_SUPPLIED MATERIAL_:
^^^^^^^^^^^^^^^^

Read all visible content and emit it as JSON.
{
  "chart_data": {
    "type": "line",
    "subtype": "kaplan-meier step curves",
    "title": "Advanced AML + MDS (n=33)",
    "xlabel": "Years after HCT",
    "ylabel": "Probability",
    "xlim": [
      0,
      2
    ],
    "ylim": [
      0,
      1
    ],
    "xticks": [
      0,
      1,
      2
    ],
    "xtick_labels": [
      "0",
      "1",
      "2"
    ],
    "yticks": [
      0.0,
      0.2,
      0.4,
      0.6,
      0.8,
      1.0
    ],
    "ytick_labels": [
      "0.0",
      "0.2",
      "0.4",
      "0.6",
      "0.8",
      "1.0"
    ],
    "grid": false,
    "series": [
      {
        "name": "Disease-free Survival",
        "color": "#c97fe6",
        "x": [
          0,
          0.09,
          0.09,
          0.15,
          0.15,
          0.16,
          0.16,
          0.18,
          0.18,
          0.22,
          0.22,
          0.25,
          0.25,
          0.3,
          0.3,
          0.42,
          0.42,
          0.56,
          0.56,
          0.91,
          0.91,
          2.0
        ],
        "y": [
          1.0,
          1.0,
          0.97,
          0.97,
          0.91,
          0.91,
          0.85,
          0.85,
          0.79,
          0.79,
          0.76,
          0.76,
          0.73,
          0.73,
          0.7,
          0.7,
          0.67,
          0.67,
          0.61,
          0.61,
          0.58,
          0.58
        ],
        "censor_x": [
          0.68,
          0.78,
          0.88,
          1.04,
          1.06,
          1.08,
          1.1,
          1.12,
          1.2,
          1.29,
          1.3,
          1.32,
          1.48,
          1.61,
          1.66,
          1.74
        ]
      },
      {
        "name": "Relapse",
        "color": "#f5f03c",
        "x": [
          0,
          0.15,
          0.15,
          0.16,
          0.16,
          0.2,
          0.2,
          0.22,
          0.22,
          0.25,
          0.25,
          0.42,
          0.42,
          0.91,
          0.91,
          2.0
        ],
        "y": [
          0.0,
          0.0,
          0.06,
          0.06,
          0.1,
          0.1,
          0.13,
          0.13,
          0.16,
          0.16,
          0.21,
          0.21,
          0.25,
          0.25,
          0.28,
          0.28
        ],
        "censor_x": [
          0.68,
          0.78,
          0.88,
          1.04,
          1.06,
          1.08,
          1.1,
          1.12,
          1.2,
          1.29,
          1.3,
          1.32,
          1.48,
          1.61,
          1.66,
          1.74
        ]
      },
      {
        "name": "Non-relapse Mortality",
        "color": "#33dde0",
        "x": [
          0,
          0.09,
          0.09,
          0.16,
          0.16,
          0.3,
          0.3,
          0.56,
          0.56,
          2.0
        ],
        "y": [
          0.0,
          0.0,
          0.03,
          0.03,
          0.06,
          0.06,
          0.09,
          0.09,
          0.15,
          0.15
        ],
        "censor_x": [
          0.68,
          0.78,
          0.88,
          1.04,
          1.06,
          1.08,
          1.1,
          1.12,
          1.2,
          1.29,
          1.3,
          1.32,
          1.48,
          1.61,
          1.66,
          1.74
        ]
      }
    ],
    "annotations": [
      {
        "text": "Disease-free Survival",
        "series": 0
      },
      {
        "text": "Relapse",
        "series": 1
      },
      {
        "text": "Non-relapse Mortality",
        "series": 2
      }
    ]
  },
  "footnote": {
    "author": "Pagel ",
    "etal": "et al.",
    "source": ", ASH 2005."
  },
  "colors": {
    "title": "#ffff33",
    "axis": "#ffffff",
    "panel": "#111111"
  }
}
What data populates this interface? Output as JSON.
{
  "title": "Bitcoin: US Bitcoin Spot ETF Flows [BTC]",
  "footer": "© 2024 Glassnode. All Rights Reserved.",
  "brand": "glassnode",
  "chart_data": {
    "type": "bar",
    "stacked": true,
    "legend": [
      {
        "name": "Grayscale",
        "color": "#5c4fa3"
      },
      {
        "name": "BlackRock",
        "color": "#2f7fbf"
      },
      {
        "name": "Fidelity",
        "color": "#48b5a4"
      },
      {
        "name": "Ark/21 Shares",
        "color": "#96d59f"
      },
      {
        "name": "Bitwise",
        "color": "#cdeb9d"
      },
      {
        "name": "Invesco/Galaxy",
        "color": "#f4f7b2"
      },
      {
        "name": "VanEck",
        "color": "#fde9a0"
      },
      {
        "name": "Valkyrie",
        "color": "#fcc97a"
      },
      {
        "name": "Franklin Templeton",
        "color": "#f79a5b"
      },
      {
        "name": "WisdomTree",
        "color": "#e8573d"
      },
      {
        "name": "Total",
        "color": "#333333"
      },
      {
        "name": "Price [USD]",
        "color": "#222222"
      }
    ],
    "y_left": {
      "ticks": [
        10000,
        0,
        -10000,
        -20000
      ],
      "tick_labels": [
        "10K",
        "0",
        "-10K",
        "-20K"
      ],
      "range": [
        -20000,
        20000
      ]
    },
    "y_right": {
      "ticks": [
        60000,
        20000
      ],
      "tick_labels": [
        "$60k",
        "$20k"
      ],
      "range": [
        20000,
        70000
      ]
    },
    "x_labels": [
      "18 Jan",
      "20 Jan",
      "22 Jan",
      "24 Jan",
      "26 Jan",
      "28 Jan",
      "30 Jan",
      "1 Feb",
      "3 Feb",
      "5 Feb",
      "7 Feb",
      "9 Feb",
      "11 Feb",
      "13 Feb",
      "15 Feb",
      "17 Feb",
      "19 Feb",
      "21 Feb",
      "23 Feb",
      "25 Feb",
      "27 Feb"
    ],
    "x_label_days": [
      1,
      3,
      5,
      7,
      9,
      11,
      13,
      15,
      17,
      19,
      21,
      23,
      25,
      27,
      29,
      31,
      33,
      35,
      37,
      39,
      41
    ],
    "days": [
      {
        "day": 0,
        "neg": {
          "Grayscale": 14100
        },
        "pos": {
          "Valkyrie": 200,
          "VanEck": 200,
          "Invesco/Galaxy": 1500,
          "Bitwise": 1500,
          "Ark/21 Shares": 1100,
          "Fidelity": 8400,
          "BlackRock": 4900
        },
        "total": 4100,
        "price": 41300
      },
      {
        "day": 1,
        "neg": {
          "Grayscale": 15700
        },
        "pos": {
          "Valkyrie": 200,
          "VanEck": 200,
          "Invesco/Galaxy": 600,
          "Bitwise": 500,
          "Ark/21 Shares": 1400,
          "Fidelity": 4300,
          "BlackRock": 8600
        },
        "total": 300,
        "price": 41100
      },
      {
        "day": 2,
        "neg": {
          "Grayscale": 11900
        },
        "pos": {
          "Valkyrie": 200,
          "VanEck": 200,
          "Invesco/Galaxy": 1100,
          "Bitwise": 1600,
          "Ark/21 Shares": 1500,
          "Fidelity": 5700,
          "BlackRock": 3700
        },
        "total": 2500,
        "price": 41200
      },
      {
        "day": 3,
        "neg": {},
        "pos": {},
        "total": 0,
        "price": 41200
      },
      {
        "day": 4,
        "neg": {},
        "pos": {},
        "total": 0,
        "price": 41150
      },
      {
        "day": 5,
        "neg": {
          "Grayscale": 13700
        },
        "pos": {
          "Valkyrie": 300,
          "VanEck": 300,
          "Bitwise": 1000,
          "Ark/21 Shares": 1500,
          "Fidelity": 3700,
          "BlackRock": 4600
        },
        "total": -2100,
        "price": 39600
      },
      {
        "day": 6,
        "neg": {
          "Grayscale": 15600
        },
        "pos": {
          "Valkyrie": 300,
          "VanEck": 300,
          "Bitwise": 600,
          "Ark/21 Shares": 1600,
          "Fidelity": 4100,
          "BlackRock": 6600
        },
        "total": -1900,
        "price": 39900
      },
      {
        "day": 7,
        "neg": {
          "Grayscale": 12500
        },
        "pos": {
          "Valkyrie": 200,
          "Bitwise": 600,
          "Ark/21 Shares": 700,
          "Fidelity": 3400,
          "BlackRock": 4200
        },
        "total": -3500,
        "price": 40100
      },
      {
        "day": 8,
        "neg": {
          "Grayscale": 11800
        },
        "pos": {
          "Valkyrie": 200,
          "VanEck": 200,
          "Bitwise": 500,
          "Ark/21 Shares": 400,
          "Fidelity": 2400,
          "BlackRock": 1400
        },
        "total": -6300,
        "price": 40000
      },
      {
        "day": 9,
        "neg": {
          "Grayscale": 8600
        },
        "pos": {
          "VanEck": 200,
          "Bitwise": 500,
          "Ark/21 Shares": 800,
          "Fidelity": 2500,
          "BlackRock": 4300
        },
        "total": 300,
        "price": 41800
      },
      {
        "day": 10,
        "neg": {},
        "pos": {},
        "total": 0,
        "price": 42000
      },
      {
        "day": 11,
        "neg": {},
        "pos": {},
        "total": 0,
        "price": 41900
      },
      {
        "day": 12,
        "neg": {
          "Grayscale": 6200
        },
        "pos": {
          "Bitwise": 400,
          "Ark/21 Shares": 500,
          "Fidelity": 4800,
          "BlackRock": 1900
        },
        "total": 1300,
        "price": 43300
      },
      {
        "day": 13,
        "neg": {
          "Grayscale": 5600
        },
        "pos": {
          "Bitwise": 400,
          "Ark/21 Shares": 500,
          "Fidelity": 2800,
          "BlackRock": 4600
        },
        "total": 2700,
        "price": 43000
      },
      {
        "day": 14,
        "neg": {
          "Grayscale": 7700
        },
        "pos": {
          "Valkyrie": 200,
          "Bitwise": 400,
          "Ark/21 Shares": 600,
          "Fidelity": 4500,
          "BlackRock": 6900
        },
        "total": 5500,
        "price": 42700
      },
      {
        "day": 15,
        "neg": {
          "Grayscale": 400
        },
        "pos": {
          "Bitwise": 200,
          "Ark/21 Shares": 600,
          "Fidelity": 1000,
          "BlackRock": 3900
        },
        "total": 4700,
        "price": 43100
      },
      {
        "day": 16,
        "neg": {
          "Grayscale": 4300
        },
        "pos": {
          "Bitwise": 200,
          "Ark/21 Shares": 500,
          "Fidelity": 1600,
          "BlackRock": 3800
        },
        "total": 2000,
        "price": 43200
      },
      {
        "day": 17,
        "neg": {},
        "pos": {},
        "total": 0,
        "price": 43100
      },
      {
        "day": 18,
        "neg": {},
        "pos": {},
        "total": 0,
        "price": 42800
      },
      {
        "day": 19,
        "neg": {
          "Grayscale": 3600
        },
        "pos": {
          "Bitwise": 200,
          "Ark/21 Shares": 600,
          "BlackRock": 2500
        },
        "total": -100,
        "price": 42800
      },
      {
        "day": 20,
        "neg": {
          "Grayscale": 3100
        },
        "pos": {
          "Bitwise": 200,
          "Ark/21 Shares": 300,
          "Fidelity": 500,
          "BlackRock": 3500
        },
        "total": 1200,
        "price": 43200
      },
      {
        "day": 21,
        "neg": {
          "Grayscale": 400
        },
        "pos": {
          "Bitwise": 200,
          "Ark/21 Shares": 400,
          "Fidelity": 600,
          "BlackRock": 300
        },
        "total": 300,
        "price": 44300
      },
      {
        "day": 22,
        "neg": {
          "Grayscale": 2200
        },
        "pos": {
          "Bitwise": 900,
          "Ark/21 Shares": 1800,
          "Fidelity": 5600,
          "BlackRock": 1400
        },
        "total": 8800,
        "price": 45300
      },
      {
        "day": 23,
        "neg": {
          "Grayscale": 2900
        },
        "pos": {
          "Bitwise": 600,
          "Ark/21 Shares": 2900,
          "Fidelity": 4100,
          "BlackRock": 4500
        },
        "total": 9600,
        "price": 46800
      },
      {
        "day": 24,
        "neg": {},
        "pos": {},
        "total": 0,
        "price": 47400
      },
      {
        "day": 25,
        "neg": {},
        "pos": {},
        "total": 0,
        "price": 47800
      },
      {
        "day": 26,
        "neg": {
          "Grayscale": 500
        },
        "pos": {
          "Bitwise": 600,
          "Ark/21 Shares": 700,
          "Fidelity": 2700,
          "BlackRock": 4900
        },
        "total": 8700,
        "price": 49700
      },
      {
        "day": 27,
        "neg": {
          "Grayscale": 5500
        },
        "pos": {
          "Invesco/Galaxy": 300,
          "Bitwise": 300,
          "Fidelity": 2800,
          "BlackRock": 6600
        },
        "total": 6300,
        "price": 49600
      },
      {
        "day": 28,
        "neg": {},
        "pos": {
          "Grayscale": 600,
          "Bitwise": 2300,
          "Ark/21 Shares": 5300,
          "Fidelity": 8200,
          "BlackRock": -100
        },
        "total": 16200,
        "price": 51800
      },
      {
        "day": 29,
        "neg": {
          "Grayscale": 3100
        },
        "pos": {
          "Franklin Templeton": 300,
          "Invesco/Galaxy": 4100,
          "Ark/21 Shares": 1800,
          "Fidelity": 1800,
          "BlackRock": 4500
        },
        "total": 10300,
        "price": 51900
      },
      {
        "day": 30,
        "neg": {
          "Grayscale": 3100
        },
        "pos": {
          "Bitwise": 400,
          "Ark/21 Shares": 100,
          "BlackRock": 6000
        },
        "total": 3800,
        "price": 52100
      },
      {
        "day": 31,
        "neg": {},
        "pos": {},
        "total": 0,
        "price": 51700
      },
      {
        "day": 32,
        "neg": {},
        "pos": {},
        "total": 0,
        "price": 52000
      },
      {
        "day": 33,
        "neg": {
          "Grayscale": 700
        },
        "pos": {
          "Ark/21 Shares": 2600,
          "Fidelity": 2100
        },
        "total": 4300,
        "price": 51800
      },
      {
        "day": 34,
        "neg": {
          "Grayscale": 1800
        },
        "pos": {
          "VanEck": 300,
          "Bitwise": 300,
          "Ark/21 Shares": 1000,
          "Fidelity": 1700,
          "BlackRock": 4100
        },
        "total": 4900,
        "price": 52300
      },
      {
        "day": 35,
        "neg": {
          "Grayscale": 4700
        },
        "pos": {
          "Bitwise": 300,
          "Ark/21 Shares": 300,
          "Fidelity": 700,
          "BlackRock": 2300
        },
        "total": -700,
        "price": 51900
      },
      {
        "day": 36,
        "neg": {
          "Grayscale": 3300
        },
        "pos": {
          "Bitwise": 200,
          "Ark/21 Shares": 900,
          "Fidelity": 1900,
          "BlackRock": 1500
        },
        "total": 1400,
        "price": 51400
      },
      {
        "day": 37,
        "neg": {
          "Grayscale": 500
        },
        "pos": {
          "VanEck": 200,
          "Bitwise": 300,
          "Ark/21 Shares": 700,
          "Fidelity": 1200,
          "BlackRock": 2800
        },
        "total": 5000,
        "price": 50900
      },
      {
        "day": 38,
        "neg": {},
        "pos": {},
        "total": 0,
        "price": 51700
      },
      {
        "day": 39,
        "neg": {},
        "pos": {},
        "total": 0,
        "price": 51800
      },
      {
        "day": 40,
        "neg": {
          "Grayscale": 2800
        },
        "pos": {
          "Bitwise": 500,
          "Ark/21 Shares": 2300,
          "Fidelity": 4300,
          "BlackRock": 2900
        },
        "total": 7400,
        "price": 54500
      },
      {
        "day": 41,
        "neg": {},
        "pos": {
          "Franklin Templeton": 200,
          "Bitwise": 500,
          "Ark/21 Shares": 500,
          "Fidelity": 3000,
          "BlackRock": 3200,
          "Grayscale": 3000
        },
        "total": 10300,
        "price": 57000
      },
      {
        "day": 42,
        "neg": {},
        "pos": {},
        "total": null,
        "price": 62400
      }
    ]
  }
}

^^^^^^^^^^^^^^^^

_REQUEST_: In the material above, find each line that contains the word "free", and select it.

_THE COMPLETED TASK_:
        "name": "Disease-free Survival",
        "text": "Disease-free Survival",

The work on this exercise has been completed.